--- Start of Given records ---

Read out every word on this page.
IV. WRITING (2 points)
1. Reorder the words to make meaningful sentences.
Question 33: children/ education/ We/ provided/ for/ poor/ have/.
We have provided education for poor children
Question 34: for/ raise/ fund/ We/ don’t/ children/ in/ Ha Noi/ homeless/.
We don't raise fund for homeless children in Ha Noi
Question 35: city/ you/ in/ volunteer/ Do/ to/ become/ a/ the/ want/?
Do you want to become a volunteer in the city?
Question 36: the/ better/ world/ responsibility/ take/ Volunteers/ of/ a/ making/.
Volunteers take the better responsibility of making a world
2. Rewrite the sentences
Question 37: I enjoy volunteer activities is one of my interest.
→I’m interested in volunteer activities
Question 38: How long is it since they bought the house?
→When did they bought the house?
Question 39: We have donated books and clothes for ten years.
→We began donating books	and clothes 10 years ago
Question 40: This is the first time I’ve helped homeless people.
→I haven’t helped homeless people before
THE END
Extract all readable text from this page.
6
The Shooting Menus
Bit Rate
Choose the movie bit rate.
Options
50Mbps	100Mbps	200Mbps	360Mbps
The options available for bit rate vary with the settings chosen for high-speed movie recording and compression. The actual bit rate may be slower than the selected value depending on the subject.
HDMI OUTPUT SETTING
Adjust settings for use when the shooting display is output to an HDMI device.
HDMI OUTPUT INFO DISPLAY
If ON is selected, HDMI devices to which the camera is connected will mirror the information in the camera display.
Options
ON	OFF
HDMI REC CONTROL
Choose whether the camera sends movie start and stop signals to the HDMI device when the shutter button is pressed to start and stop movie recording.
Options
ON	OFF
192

--- End of Given records ---
--- Start of Given records ---

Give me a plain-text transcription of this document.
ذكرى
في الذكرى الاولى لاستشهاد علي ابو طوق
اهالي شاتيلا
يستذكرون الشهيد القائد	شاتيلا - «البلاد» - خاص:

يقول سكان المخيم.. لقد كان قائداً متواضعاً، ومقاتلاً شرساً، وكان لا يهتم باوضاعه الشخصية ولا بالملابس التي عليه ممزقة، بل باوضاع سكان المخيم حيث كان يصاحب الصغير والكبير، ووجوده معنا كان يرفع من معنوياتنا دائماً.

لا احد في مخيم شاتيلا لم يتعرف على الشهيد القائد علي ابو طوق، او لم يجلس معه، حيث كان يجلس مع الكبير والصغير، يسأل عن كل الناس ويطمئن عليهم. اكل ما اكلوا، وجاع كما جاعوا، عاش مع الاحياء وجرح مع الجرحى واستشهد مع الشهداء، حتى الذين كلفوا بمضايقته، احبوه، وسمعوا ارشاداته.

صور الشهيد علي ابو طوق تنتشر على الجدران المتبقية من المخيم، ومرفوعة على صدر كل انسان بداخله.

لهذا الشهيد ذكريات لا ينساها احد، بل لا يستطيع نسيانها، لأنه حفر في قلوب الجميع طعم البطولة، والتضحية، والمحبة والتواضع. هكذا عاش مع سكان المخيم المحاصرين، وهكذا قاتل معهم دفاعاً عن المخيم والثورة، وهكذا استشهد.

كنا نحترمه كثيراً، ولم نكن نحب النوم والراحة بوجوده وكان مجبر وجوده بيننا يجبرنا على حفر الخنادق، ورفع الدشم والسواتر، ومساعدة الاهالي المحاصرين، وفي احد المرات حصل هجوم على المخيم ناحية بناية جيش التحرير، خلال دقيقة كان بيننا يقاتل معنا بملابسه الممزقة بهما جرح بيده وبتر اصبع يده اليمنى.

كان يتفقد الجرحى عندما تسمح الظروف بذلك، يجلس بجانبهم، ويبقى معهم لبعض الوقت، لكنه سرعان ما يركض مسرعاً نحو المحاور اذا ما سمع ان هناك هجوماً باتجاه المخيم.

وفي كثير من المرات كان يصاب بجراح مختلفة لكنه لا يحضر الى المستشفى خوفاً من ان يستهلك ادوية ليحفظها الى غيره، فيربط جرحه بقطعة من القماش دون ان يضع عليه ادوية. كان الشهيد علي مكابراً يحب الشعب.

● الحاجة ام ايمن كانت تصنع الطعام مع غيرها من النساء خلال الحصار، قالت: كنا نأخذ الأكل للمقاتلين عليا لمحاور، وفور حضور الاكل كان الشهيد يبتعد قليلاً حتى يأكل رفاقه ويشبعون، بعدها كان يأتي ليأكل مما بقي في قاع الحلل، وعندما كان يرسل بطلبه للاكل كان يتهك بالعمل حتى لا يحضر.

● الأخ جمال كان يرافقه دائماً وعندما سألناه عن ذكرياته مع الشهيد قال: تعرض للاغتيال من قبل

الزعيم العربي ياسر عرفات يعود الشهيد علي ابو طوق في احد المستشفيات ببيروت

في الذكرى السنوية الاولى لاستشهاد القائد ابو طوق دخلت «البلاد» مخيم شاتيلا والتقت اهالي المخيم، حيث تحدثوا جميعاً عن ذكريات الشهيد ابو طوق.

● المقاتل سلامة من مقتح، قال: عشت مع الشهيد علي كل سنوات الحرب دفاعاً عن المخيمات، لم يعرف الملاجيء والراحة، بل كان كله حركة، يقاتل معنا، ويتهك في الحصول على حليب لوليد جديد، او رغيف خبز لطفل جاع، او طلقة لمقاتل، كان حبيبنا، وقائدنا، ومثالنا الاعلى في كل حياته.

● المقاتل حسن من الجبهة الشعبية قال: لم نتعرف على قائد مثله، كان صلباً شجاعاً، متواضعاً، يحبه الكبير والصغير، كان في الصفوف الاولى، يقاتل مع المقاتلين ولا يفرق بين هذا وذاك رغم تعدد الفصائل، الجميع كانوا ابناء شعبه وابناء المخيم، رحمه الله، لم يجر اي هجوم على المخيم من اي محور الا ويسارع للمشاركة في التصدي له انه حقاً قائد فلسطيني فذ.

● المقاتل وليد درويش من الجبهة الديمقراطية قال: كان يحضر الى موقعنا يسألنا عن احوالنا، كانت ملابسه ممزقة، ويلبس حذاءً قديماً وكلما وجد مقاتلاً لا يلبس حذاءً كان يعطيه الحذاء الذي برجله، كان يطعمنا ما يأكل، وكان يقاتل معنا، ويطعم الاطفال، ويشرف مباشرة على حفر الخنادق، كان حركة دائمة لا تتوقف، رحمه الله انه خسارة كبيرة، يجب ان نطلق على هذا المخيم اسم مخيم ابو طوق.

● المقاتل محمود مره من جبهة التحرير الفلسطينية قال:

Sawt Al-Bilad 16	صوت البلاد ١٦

--- End of Given records ---
--- Start of Given records ---

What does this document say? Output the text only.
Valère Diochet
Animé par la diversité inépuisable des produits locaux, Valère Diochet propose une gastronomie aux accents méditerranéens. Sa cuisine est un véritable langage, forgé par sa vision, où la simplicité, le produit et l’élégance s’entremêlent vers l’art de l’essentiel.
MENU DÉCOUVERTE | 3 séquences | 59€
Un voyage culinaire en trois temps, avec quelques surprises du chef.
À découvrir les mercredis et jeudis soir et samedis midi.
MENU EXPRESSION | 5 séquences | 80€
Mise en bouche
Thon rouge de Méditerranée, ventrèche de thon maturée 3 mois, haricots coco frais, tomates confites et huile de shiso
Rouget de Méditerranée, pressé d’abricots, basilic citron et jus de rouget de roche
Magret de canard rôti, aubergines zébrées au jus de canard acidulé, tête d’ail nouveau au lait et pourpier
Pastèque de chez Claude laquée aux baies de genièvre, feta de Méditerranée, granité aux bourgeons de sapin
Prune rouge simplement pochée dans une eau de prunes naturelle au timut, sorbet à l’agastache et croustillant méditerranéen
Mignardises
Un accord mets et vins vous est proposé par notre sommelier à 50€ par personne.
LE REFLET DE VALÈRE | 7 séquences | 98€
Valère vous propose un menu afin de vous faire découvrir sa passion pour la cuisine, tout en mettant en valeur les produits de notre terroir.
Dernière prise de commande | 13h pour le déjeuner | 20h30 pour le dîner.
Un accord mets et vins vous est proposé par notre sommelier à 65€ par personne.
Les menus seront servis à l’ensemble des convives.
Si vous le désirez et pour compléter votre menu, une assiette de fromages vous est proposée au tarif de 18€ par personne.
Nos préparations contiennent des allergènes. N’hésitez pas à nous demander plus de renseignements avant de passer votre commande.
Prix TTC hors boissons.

--- End of Given records ---

> _The task_
Select every line of the records holding the string "المرات".

> _Exercise result_
كنا نحترمه كثيراً، ولم نكن نحب النوم والراحة بوجوده وكان مجبر وجوده بيننا يجبرنا على حفر الخنادق، ورفع الدشم والسواتر، ومساعدة الاهالي المحاصرين، وفي احد المرات حصل هجوم على المخيم ناحية بناية جيش التحرير، خلال دقيقة كان بيننا يقاتل معنا بملابسه الممزقة بهما جرح بيده وبتر اصبع يده اليمنى.
وفي كثير من المرات كان يصاب بجراح مختلفة لكنه لا يحضر الى المستشفى خوفاً من ان يستهلك ادوية ليحفظها الى غيره، فيربط جرحه بقطعة من القماش دون ان يضع عليه ادوية. كان الشهيد علي مكابراً يحب الشعب.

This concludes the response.